● PROBLEM STATEMENT
Among the following entries, count the lines that contain "modification" and report only the result.

** start RECORDS FOR THIS EXERCISE **

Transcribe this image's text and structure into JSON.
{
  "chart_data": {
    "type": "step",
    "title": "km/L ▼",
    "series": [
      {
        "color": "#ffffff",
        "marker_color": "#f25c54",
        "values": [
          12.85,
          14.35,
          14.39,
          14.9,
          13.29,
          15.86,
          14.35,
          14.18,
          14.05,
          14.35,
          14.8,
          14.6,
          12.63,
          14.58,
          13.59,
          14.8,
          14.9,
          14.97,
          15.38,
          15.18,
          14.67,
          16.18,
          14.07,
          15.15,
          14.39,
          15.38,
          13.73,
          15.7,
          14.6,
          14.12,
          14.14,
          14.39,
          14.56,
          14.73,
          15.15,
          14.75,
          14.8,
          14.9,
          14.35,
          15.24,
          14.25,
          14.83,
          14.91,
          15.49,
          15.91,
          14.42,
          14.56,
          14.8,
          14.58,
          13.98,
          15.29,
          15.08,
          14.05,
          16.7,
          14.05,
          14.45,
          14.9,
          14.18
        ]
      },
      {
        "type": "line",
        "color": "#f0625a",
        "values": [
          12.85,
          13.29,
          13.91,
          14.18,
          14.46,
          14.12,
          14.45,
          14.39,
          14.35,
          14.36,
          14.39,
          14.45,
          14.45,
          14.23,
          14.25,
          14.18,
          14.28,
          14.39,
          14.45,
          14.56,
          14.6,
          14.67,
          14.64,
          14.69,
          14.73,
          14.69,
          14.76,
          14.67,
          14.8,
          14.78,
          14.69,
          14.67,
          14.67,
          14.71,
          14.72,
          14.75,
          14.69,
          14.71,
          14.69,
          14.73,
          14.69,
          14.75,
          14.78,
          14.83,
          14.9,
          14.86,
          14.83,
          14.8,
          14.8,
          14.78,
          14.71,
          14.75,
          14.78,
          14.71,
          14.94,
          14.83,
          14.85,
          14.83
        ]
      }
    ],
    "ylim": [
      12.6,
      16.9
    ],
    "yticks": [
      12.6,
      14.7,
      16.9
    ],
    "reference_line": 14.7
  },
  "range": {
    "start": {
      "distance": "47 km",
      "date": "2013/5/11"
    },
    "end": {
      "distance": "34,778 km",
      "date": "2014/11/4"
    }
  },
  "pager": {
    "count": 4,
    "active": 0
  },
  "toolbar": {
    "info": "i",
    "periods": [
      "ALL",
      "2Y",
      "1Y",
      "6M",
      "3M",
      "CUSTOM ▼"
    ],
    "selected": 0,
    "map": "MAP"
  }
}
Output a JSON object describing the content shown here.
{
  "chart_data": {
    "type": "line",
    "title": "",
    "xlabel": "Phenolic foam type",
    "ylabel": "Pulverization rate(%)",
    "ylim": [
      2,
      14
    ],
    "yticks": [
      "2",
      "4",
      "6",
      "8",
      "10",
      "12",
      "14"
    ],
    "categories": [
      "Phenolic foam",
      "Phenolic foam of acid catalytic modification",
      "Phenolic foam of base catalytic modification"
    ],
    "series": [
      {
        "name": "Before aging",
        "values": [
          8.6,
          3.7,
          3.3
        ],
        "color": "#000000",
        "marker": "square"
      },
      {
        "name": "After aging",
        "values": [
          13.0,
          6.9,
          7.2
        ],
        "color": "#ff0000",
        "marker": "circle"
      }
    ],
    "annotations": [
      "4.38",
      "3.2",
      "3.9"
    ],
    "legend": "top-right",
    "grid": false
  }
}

** end RECORDS FOR THIS EXERCISE **

● EXERCISE RESPONSE
2